Look for "message" in each line of the entries, and return the matching lines.
┌─ EXCERPTED DATA
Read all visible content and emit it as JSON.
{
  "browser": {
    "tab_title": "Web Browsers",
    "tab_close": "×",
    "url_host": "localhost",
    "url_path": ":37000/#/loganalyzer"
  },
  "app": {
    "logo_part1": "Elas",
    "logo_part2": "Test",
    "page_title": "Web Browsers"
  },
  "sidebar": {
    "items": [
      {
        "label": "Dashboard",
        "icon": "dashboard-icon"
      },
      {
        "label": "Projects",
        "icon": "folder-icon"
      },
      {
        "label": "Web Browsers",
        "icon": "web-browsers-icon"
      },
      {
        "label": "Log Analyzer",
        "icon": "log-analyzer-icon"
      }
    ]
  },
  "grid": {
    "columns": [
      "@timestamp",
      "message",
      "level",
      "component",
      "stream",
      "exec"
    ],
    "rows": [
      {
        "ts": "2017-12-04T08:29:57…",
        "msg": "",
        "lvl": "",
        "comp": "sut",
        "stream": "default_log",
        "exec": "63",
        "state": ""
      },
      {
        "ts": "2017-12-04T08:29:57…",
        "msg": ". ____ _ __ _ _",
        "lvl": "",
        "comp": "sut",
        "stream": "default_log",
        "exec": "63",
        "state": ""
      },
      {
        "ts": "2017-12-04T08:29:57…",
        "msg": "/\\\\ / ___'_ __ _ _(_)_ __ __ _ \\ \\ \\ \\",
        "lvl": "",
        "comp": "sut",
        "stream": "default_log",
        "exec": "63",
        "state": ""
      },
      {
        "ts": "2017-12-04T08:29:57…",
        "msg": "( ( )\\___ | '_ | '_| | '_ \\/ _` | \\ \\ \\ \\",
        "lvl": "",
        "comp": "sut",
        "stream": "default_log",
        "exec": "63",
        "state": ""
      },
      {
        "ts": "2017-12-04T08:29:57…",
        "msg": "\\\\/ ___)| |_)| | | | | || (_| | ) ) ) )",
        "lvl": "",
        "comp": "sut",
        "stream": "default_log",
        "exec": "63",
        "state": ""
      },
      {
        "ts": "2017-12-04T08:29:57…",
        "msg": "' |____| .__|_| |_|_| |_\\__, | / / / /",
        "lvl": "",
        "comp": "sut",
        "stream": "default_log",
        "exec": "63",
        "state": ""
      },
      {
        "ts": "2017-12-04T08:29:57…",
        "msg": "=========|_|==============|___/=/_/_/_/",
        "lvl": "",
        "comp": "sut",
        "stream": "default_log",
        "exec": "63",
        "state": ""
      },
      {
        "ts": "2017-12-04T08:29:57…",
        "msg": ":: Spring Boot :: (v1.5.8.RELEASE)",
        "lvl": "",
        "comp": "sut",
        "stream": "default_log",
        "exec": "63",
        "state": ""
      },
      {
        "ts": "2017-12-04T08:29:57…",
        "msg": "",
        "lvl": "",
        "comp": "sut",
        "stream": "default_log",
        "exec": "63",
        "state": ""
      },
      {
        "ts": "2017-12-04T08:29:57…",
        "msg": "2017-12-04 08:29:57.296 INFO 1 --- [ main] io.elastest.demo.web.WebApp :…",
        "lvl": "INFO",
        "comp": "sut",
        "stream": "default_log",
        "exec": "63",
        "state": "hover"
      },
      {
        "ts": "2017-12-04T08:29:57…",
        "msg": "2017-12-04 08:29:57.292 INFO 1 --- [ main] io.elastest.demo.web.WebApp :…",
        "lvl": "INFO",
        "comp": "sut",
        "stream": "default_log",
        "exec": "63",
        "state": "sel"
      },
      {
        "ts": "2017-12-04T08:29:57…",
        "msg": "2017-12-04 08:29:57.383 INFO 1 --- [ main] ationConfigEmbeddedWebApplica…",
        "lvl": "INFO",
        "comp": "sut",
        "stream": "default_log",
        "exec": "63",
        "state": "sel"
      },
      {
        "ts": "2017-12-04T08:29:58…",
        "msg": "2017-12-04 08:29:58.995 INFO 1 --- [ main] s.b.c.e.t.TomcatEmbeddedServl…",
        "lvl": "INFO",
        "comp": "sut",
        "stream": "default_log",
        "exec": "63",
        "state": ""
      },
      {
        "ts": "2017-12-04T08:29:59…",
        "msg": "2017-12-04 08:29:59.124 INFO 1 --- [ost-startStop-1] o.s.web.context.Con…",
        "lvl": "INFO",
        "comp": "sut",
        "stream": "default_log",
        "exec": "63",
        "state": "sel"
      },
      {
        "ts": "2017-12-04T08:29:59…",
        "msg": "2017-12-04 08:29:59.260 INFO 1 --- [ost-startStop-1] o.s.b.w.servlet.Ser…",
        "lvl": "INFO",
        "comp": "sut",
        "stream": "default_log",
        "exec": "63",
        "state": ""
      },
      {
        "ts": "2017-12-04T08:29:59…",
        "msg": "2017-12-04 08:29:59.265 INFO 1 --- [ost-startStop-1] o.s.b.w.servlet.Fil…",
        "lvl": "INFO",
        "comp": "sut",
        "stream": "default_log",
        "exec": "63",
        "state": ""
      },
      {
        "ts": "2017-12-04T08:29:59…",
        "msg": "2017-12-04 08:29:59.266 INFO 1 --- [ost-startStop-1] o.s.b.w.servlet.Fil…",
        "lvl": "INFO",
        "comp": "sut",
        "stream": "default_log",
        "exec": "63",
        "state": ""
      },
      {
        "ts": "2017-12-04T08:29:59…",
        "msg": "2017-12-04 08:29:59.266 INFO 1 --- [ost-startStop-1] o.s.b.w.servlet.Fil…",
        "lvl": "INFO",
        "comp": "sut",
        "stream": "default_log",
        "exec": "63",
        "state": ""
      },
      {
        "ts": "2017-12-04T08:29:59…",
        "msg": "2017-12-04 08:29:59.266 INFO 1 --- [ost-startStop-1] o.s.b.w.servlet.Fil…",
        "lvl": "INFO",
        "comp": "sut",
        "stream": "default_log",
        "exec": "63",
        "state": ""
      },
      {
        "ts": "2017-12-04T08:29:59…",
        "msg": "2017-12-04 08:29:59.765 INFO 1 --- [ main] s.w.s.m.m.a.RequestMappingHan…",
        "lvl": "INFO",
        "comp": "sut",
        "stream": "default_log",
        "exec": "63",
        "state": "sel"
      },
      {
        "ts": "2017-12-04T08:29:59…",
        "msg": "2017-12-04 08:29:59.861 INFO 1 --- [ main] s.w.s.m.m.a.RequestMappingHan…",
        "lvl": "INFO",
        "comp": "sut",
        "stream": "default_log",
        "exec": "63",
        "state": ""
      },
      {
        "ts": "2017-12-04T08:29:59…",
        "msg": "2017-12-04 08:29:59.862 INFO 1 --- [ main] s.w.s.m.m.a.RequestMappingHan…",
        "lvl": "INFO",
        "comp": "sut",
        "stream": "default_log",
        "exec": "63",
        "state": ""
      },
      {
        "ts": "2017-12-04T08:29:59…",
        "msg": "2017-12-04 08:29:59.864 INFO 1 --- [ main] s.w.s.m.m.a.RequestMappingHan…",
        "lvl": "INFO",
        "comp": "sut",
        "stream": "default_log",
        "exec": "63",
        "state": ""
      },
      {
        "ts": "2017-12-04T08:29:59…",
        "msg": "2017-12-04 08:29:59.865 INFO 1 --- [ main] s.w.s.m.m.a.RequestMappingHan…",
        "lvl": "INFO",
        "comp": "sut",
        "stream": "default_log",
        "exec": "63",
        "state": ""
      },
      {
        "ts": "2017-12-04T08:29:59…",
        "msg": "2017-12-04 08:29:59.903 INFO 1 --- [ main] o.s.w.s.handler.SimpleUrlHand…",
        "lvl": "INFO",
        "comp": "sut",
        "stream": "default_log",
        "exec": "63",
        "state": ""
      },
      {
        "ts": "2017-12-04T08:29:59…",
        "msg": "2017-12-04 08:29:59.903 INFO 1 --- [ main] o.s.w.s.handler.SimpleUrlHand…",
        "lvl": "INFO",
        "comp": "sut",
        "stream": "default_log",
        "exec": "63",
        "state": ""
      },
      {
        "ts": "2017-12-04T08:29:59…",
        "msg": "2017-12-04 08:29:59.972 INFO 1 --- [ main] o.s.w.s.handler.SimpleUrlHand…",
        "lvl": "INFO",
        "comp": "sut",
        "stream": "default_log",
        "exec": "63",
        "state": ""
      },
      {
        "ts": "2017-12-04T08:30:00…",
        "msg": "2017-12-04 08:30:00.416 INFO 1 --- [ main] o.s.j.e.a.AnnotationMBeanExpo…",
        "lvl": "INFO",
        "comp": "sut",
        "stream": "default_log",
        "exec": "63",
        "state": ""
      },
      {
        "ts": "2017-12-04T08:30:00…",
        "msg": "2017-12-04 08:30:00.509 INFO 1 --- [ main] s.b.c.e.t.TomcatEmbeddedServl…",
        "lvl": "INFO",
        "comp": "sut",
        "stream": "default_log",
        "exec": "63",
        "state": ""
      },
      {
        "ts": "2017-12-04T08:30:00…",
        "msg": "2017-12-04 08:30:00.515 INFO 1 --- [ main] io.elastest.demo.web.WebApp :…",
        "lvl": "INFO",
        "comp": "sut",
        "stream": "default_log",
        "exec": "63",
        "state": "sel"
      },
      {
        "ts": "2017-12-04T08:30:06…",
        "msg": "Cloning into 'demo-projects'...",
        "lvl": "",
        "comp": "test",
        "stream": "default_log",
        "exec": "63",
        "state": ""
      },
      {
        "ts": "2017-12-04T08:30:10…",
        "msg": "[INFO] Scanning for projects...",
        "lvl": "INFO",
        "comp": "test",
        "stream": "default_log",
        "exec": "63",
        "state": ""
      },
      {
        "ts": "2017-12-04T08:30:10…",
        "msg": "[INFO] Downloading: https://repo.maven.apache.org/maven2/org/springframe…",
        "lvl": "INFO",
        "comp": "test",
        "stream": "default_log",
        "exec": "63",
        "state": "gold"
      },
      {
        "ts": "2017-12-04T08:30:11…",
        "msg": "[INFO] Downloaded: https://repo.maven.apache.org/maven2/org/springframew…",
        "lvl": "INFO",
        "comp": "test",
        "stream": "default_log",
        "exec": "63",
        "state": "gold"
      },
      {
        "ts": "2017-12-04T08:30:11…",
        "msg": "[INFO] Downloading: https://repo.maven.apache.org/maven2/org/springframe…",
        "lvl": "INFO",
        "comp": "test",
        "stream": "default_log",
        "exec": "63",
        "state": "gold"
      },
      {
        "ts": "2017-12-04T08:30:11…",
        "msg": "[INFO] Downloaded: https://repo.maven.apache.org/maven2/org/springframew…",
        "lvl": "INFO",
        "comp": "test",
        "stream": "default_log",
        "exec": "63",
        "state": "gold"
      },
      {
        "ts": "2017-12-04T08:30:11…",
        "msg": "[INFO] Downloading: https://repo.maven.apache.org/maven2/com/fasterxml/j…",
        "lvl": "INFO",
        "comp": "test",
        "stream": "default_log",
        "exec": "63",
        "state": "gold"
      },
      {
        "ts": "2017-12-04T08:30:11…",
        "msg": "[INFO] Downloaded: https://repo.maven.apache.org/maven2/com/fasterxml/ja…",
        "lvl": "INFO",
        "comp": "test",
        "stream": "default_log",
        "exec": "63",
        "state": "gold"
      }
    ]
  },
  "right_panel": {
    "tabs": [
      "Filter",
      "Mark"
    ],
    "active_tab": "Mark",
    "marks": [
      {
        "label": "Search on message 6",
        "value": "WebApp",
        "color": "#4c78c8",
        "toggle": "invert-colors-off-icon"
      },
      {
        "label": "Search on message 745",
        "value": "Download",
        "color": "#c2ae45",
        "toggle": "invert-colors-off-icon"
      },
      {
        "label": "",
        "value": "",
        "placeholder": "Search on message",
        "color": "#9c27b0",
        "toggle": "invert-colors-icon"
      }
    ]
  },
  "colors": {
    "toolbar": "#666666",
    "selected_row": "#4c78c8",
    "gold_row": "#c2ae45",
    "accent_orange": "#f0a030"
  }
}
└─
__CORRECT RESPONSE__
      "message",
        "label": "Search on message 6",
        "label": "Search on message 745",
        "placeholder": "Search on message",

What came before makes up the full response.